● **YOUR OBJECTIVE**
Each line that contains the string "Pointe" counts once; report how many such lines appear in the data, as a number only.

======== LISTED ENTRIES ========

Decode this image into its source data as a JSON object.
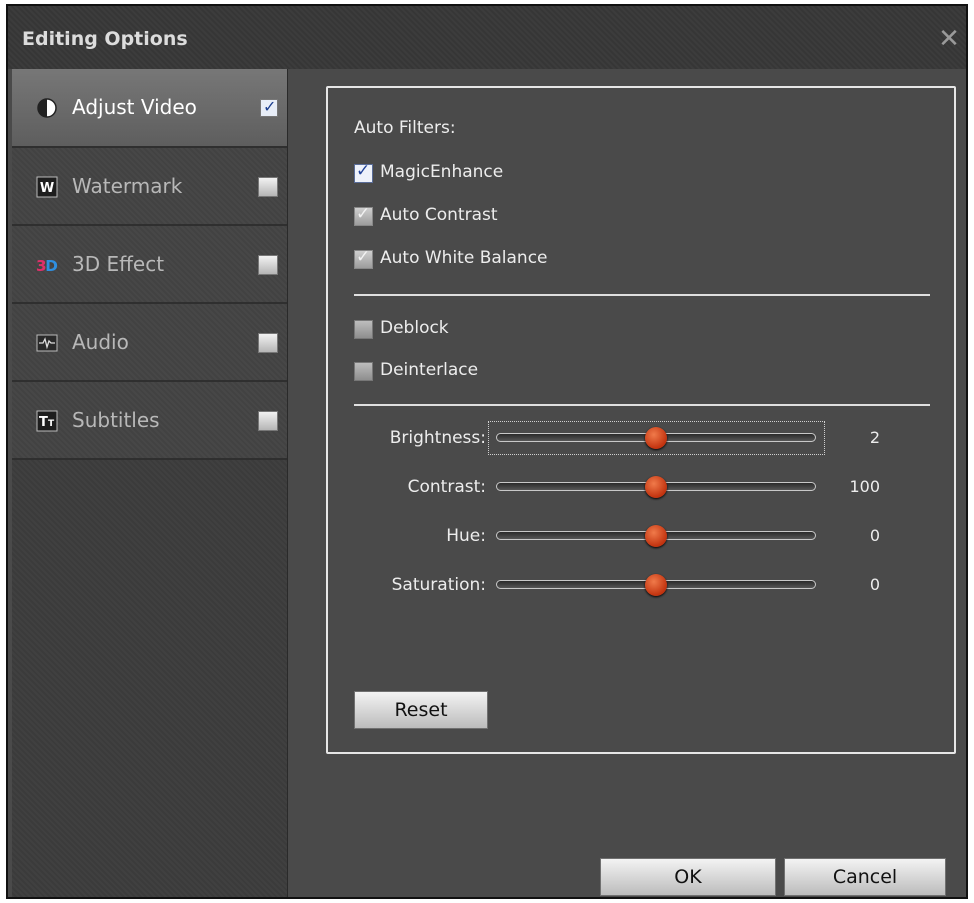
{
  "window": {
    "title": "Editing Options",
    "close_glyph": "✕"
  },
  "sidebar": {
    "items": [
      {
        "label": "Adjust Video",
        "icon": "contrast-circle-icon",
        "checked": true,
        "active": true
      },
      {
        "label": "Watermark",
        "icon": "watermark-w-icon",
        "checked": false,
        "active": false
      },
      {
        "label": "3D Effect",
        "icon": "3d-icon",
        "checked": false,
        "active": false
      },
      {
        "label": "Audio",
        "icon": "audio-waveform-icon",
        "checked": false,
        "active": false
      },
      {
        "label": "Subtitles",
        "icon": "subtitles-tt-icon",
        "checked": false,
        "active": false
      }
    ]
  },
  "panel": {
    "auto_filters_label": "Auto Filters:",
    "filters": [
      {
        "label": "MagicEnhance",
        "state": "checked"
      },
      {
        "label": "Auto Contrast",
        "state": "checked-disabled"
      },
      {
        "label": "Auto White Balance",
        "state": "checked-disabled"
      }
    ],
    "options": [
      {
        "label": "Deblock",
        "state": "unchecked"
      },
      {
        "label": "Deinterlace",
        "state": "unchecked"
      }
    ],
    "sliders": [
      {
        "label": "Brightness:",
        "value": "2",
        "position": 0.5
      },
      {
        "label": "Contrast:",
        "value": "100",
        "position": 0.5
      },
      {
        "label": "Hue:",
        "value": "0",
        "position": 0.5
      },
      {
        "label": "Saturation:",
        "value": "0",
        "position": 0.5
      }
    ],
    "reset_label": "Reset"
  },
  "footer": {
    "ok_label": "OK",
    "cancel_label": "Cancel"
  },
  "colors": {
    "accent_thumb": "#d9481c",
    "window_bg": "#4a4a4a"
  }
}
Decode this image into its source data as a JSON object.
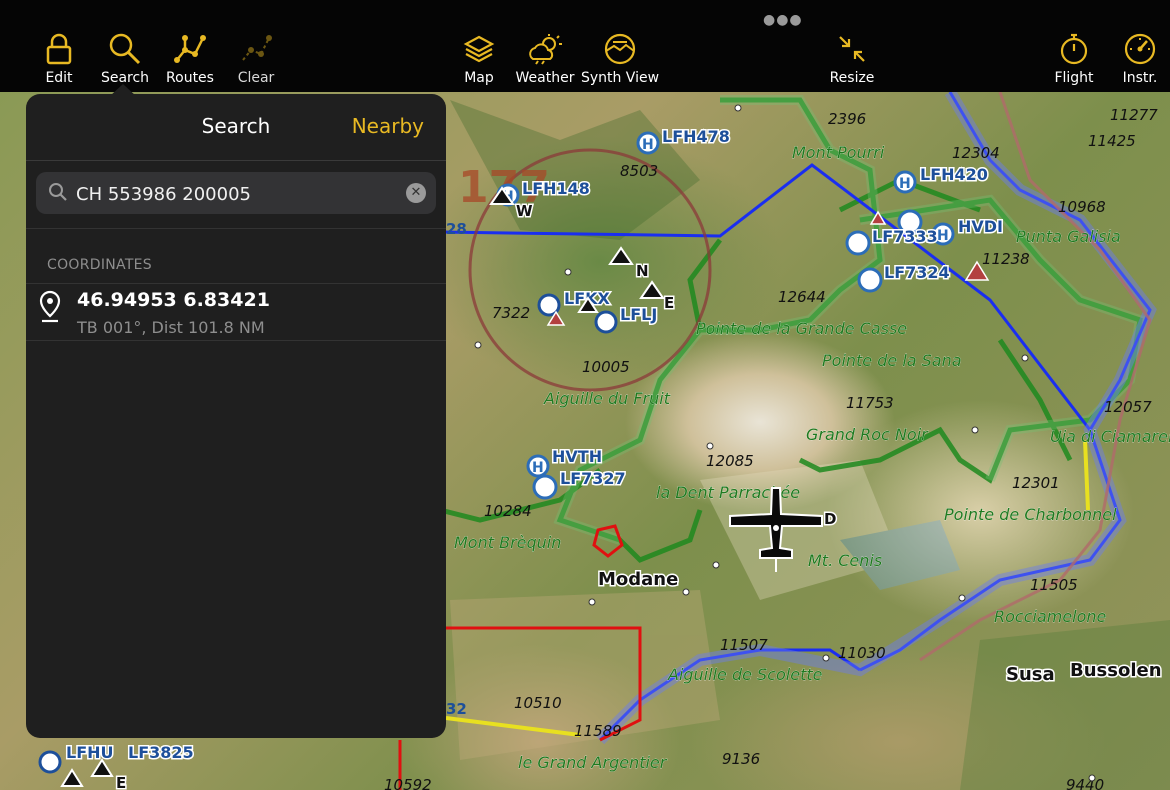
{
  "toolbar": {
    "left": [
      {
        "label": "Edit",
        "icon": "lock-icon"
      },
      {
        "label": "Search",
        "icon": "search-icon"
      },
      {
        "label": "Routes",
        "icon": "routes-icon"
      },
      {
        "label": "Clear",
        "icon": "clear-icon"
      }
    ],
    "center": [
      {
        "label": "Map",
        "icon": "layers-icon"
      },
      {
        "label": "Weather",
        "icon": "weather-icon"
      },
      {
        "label": "Synth View",
        "icon": "synth-view-icon"
      },
      {
        "label": "Resize",
        "icon": "resize-icon"
      }
    ],
    "right": [
      {
        "label": "Flight",
        "icon": "stopwatch-icon"
      },
      {
        "label": "Instr.",
        "icon": "gauge-icon"
      }
    ],
    "accent": "#e8b923"
  },
  "search_panel": {
    "title": "Search",
    "nearby_label": "Nearby",
    "query": "CH 553986 200005",
    "section_header": "COORDINATES",
    "result": {
      "title": "46.94953 6.83421",
      "subtitle": "TB 001°, Dist 101.8 NM"
    }
  },
  "map": {
    "places": [
      "Modane",
      "Susa",
      "Bussolen"
    ],
    "terrain_labels": [
      "Mont Pourri",
      "Pointe de la Grande Casse",
      "Pointe de la Sana",
      "Aiguille du Fruit",
      "Grand Roc Noir",
      "la Dent Parrachée",
      "Pointe de Charbonnel",
      "Uia di Ciamarel",
      "Mont Brèquin",
      "Mt. Cenis",
      "Rocciamelone",
      "Aiguille de Scolette",
      "le Grand Argentier",
      "Punta Galisia"
    ],
    "elevations": [
      "8503",
      "2396",
      "12304",
      "11277",
      "11425",
      "10968",
      "11238",
      "12644",
      "7322",
      "10005",
      "11753",
      "12057",
      "12085",
      "12301",
      "10284",
      "11505",
      "11507",
      "11030",
      "10510",
      "9136",
      "9440",
      "10592",
      "11589"
    ],
    "heliports": [
      "LFH478",
      "LFH148",
      "LFH420",
      "LF7333",
      "HVDI",
      "LF7324",
      "HVTH",
      "LF7327",
      "LF3825"
    ],
    "airports": [
      "LFKX",
      "LFLJ",
      "LFHU"
    ],
    "waypoints": [
      "N",
      "E",
      "W",
      "D",
      "E"
    ],
    "airspace_labels": [
      "177",
      "28",
      "32"
    ],
    "colors": {
      "airspace_blue": "#1a2ef0",
      "park_green": "#1f8a1f",
      "danger_red": "#e01010",
      "airport_blue": "#1d4f9a",
      "heli_blue": "#2c6db8"
    }
  }
}
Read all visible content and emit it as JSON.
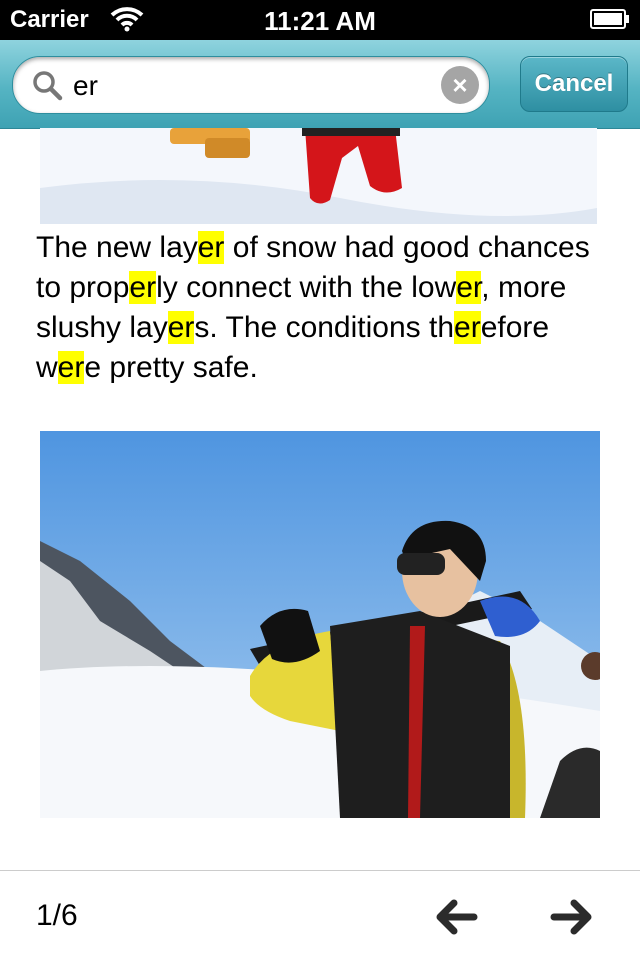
{
  "status_bar": {
    "carrier": "Carrier",
    "time": "11:21 AM"
  },
  "search": {
    "value": "er",
    "cancel_label": "Cancel"
  },
  "article": {
    "paragraph_segments": [
      {
        "text": "The new lay",
        "highlight": false
      },
      {
        "text": "er",
        "highlight": true
      },
      {
        "text": " of snow had good chances to prop",
        "highlight": false
      },
      {
        "text": "er",
        "highlight": true
      },
      {
        "text": "ly connect with the low",
        "highlight": false
      },
      {
        "text": "er",
        "highlight": true
      },
      {
        "text": ", more slushy lay",
        "highlight": false
      },
      {
        "text": "er",
        "highlight": true
      },
      {
        "text": "s. The conditions th",
        "highlight": false
      },
      {
        "text": "er",
        "highlight": true
      },
      {
        "text": "efore w",
        "highlight": false
      },
      {
        "text": "er",
        "highlight": true
      },
      {
        "text": "e pretty safe.",
        "highlight": false
      }
    ],
    "highlight_color": "#ffff00"
  },
  "toolbar": {
    "page_counter": "1/6",
    "prev_icon": "arrow-left-icon",
    "next_icon": "arrow-right-icon"
  },
  "colors": {
    "search_bar_accent": "#55b4c3",
    "cancel_button": "#2e8fa2"
  }
}
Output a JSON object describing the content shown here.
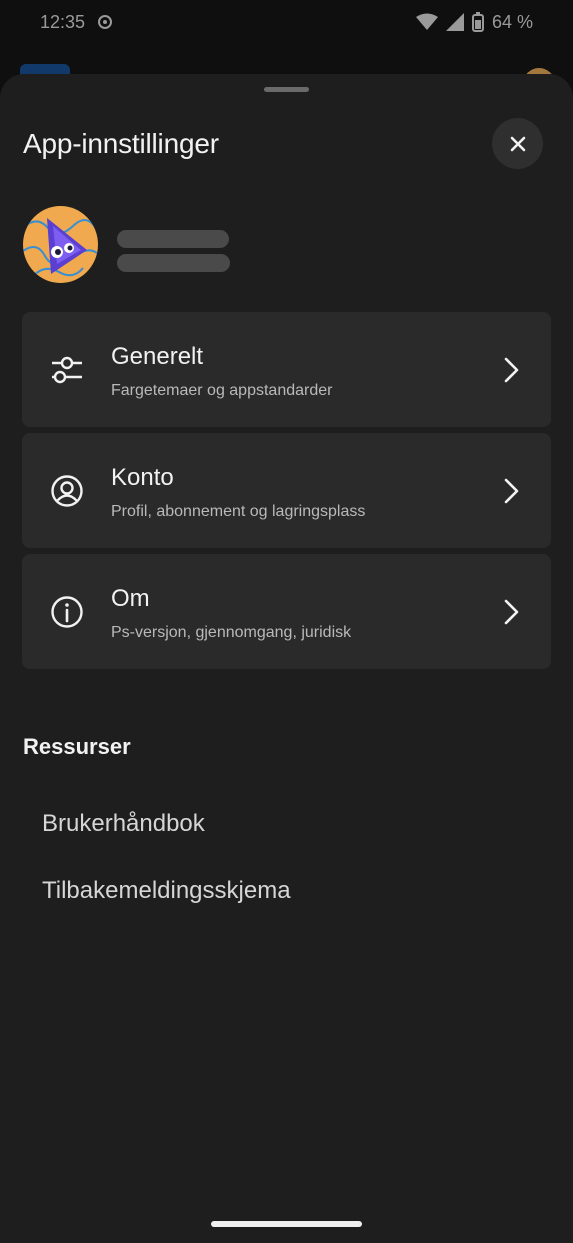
{
  "status": {
    "time": "12:35",
    "battery": "64 %"
  },
  "settings": {
    "title": "App-innstillinger"
  },
  "menu": [
    {
      "label": "Generelt",
      "sub": "Fargetemaer og appstandarder"
    },
    {
      "label": "Konto",
      "sub": "Profil, abonnement og lagringsplass"
    },
    {
      "label": "Om",
      "sub": "Ps-versjon, gjennomgang, juridisk"
    }
  ],
  "resources": {
    "title": "Ressurser",
    "links": [
      "Brukerhåndbok",
      "Tilbakemeldingsskjema"
    ]
  },
  "colors": {
    "background": "#1e1e1e",
    "card": "#2a2a2a",
    "text": "#f2f2f2",
    "subtext": "#b9b9b9"
  },
  "icons": {
    "general": "sliders-icon",
    "account": "user-circle-icon",
    "about": "info-icon",
    "close": "close-icon",
    "chevron": "chevron-right-icon"
  }
}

========

● **RESULT OF THIS TASK**
3